— Start of Entries —

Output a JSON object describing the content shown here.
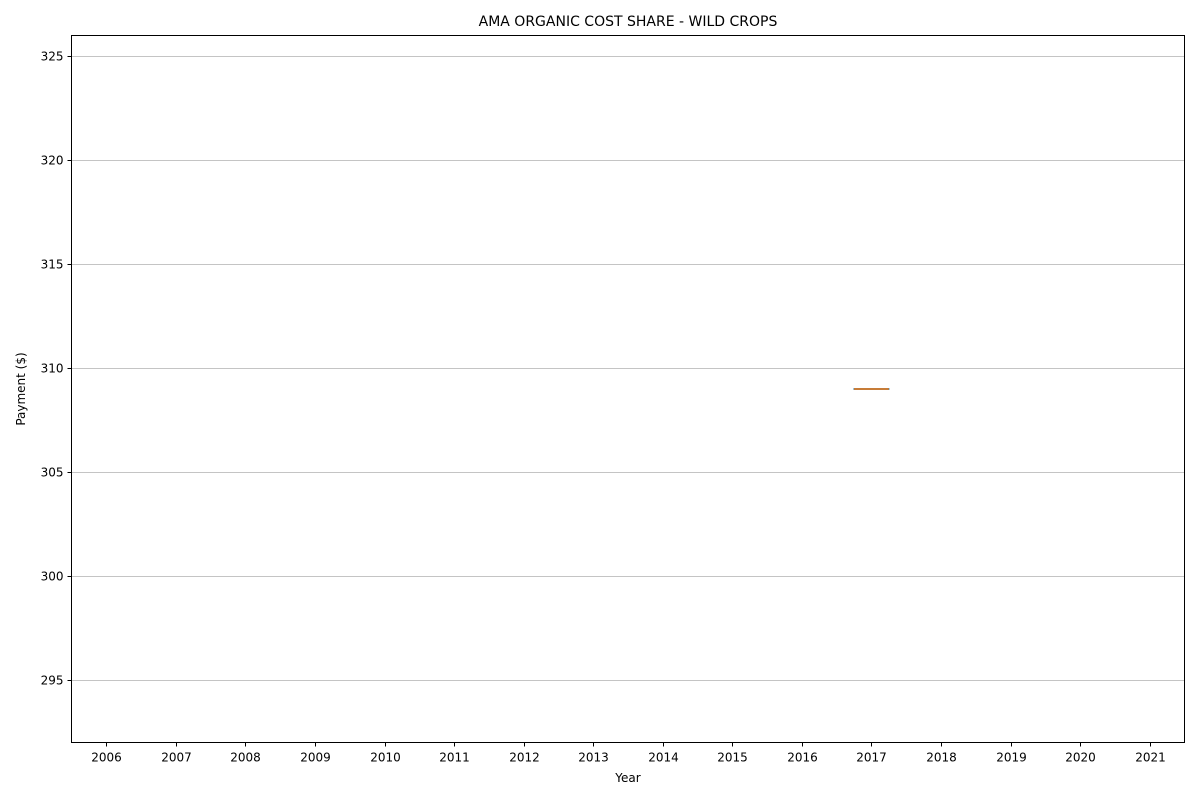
{
  "chart_data": {
    "type": "box",
    "title": "AMA ORGANIC COST SHARE - WILD CROPS",
    "xlabel": "Year",
    "ylabel": "Payment ($)",
    "categories": [
      "2006",
      "2007",
      "2008",
      "2009",
      "2010",
      "2011",
      "2012",
      "2013",
      "2014",
      "2015",
      "2016",
      "2017",
      "2018",
      "2019",
      "2020",
      "2021"
    ],
    "yticks": [
      295,
      300,
      305,
      310,
      315,
      320,
      325
    ],
    "ylim": [
      292,
      326
    ],
    "grid": "y",
    "boxes": [
      {
        "category": "2017",
        "min": 309,
        "q1": 309,
        "median": 309,
        "q3": 309,
        "max": 309
      }
    ],
    "colors": {
      "box": "#1f77b4",
      "median": "#ff7f0e",
      "grid": "#b0b0b0"
    }
  }
}
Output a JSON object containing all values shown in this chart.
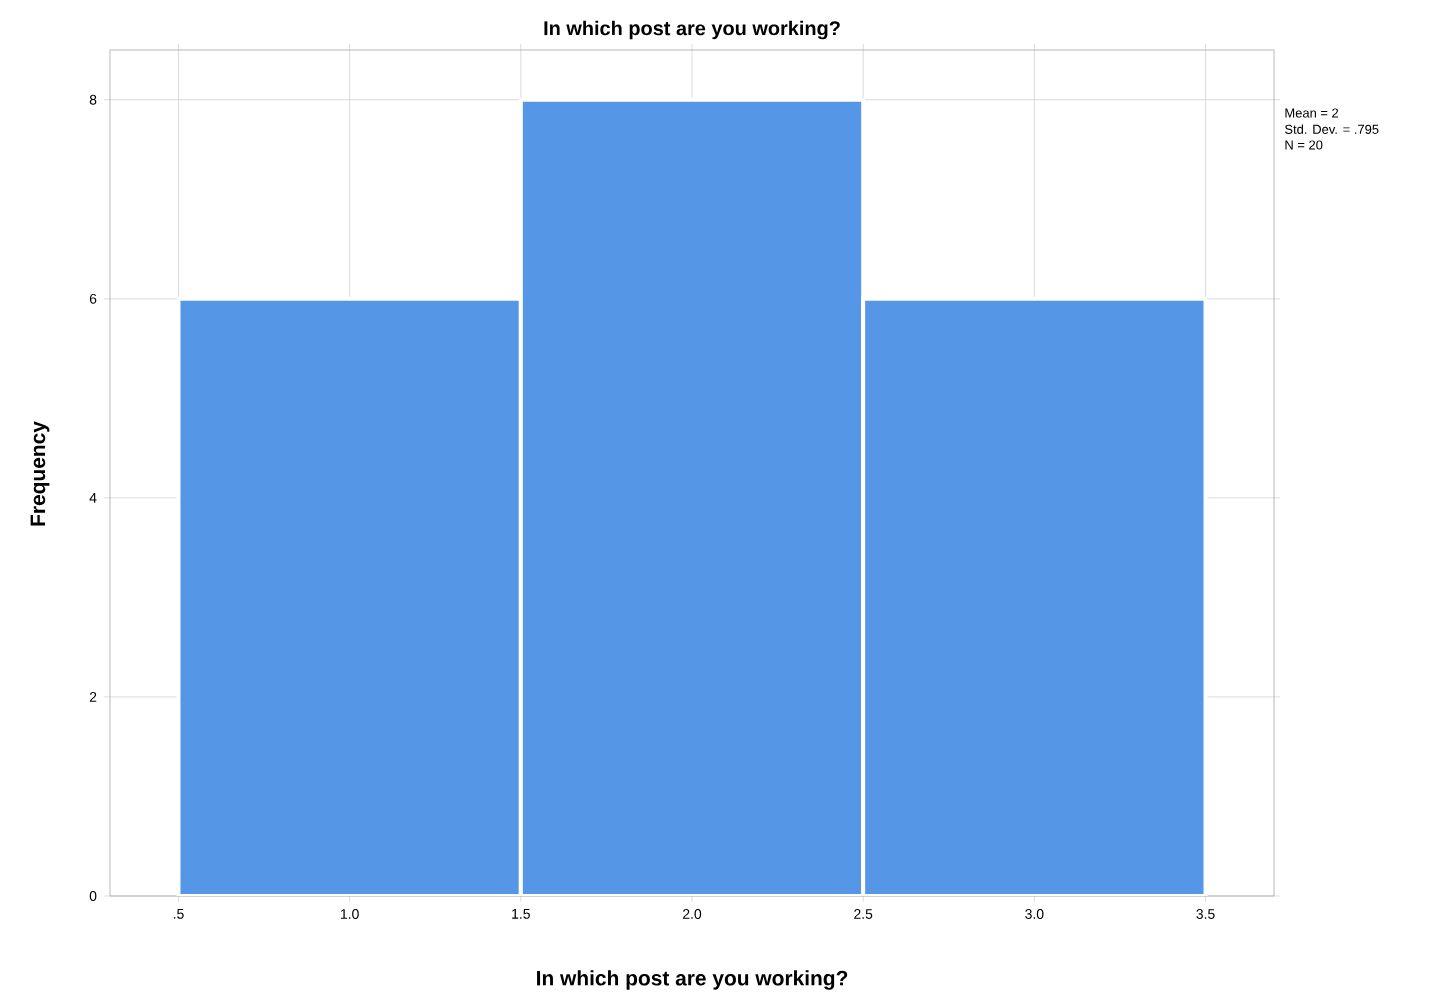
{
  "chart_data": {
    "type": "histogram",
    "title": "In which post are you working?",
    "xlabel": "In which post are you working?",
    "ylabel": "Frequency",
    "bins": [
      0.5,
      1.5,
      2.5,
      3.5
    ],
    "values": [
      6,
      8,
      6
    ],
    "color": "#5596e6",
    "xlim": [
      0.3,
      3.7
    ],
    "ylim": [
      0,
      8.5
    ],
    "xticks": [
      {
        "value": 0.5,
        "label": ".5"
      },
      {
        "value": 1.0,
        "label": "1.0"
      },
      {
        "value": 1.5,
        "label": "1.5"
      },
      {
        "value": 2.0,
        "label": "2.0"
      },
      {
        "value": 2.5,
        "label": "2.5"
      },
      {
        "value": 3.0,
        "label": "3.0"
      },
      {
        "value": 3.5,
        "label": "3.5"
      }
    ],
    "yticks": [
      0,
      2,
      4,
      6,
      8
    ],
    "grid": true,
    "annotations": [
      "Mean = 2",
      "Std. Dev. = .795",
      "N = 20"
    ]
  }
}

— End of Entries —

§ **Problem description**: Pull every line containing the word "object" out of the entries above.

§ **Completed task**:
Output a JSON object describing the content shown here.
Output a JSON object containing all values shown in this chart.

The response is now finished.